:: Available data ::

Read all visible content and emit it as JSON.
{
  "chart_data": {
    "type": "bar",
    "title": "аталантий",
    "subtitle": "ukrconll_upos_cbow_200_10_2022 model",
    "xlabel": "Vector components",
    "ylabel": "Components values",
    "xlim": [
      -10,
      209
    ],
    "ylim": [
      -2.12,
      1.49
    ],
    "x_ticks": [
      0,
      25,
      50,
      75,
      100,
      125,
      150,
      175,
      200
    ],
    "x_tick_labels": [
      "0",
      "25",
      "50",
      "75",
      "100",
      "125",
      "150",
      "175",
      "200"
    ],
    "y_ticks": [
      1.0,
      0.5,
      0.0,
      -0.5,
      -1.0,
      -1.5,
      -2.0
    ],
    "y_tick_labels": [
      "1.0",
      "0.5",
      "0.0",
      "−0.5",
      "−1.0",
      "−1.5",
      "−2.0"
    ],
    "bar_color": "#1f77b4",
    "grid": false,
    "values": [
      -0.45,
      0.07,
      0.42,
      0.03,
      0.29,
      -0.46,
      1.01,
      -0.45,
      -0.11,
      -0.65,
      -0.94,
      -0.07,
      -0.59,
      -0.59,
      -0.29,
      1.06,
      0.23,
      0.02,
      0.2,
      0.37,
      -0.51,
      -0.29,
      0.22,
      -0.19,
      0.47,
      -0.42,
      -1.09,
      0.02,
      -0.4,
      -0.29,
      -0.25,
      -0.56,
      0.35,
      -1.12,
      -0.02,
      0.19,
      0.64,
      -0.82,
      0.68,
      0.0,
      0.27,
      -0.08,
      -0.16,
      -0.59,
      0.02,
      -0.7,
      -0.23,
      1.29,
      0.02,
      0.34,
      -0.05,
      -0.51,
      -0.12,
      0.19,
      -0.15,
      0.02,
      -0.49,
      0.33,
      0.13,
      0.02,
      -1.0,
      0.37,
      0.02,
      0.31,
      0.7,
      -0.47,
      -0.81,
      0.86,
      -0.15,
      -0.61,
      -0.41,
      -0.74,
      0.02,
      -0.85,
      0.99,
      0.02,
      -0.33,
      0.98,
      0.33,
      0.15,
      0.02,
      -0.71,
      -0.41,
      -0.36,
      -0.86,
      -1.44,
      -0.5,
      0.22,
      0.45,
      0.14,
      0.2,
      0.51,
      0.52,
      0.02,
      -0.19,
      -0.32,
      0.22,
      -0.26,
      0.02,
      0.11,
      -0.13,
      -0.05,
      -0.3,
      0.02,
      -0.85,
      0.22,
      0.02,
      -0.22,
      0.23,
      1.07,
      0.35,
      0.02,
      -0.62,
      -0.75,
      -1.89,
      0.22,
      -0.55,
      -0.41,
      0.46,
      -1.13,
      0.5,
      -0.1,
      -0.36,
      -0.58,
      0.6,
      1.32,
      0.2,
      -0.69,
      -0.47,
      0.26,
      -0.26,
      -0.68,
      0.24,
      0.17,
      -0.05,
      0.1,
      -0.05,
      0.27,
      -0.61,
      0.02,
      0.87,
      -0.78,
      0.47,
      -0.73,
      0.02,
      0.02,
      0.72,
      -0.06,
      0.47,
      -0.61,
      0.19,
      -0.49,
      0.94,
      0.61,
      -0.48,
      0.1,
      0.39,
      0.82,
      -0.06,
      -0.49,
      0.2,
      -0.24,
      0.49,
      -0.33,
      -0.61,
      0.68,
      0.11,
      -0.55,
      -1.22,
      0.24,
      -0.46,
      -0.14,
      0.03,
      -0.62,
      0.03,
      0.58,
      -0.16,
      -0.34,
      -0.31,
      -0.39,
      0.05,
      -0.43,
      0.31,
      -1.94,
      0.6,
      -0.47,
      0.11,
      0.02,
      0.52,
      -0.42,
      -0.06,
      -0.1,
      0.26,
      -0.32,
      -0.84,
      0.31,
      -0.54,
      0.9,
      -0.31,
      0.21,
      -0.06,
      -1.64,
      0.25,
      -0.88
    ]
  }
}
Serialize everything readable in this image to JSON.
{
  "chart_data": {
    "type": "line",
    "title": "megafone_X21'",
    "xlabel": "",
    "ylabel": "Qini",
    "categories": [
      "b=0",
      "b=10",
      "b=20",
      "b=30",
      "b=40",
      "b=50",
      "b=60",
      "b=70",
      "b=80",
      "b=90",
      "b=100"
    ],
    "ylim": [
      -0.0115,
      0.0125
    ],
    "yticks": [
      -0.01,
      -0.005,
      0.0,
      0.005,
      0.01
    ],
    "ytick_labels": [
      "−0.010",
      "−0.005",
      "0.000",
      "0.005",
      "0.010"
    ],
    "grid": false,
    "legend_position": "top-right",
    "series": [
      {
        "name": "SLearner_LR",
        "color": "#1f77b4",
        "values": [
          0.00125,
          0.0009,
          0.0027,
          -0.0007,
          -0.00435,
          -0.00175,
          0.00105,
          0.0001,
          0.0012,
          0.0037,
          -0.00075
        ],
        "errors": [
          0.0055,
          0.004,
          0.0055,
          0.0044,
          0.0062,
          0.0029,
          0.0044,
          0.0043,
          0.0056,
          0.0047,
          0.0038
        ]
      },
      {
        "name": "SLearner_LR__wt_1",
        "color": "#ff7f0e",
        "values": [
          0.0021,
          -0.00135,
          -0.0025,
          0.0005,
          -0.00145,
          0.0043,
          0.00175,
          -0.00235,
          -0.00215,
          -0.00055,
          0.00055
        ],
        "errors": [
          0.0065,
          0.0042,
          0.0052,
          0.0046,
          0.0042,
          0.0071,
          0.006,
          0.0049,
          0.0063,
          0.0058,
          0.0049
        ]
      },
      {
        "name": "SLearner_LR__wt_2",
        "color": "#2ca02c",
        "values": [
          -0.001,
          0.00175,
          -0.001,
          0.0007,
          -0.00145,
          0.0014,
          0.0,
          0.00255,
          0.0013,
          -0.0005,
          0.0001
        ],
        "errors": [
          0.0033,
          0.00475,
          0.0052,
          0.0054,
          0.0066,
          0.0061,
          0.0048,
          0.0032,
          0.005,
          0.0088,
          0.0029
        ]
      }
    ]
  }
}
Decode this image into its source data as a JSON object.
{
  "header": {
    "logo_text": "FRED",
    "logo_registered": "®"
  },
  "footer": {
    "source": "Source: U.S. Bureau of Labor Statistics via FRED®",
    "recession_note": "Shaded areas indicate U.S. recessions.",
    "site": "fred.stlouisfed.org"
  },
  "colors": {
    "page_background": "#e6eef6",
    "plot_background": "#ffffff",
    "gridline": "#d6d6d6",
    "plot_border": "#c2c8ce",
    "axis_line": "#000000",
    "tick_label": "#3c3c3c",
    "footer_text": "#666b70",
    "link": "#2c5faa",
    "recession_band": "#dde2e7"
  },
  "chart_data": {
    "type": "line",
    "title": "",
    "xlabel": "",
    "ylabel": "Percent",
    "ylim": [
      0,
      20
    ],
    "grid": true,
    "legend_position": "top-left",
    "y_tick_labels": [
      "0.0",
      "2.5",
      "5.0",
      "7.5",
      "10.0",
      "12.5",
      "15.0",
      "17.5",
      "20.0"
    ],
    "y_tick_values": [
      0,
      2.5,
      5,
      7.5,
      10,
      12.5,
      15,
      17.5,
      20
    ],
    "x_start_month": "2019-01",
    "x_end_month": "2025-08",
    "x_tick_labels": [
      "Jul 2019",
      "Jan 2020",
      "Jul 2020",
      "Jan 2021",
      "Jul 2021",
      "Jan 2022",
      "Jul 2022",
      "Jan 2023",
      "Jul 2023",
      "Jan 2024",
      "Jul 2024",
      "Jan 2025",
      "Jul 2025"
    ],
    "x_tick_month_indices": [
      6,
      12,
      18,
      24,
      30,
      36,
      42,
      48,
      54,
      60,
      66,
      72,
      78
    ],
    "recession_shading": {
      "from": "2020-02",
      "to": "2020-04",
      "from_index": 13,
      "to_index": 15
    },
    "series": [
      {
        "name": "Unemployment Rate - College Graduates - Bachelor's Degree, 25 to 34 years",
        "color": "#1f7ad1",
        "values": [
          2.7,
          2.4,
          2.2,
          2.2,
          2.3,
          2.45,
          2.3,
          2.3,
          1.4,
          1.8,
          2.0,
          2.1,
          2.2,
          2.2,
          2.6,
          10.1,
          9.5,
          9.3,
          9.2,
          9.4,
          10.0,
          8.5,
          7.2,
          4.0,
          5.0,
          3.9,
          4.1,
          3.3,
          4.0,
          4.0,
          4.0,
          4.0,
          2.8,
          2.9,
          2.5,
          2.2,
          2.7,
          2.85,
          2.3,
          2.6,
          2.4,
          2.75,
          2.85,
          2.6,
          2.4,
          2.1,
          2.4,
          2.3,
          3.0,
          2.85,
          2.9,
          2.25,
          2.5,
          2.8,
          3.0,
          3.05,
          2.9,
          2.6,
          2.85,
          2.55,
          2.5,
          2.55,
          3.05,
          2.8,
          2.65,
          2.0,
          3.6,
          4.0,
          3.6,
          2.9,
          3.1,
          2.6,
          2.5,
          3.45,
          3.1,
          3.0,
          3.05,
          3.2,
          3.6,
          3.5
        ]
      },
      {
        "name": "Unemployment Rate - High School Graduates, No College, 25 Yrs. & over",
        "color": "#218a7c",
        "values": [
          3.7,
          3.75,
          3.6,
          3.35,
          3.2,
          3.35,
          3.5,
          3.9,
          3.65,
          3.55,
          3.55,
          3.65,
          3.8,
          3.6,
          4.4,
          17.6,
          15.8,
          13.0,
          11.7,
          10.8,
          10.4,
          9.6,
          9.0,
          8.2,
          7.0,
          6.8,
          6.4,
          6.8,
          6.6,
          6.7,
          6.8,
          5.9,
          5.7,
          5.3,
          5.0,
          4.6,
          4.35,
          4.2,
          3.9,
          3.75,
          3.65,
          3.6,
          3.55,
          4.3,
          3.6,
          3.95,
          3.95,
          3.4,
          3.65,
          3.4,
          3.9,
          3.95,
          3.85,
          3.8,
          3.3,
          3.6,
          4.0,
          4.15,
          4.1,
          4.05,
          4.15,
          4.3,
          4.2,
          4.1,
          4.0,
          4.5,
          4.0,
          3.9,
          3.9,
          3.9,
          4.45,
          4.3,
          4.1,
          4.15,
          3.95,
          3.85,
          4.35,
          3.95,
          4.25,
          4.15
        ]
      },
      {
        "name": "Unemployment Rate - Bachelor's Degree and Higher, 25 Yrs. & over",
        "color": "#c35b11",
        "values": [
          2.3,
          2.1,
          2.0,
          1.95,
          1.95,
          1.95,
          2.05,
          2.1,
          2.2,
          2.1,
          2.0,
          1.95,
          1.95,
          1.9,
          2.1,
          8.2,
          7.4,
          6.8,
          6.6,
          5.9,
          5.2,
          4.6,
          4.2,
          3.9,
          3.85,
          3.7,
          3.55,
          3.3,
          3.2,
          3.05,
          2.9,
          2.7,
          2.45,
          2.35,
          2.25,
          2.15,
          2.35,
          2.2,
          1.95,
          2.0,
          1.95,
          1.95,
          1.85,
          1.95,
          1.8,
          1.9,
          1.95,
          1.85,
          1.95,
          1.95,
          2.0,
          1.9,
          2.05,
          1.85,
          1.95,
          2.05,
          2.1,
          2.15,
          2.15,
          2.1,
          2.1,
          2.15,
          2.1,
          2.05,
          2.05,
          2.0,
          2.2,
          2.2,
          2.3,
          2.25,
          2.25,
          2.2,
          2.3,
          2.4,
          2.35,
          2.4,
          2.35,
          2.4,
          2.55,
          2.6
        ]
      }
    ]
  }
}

:::

[Given exercise] Only the number is wanted: how many lines contain the string "over"?

[Full response] 2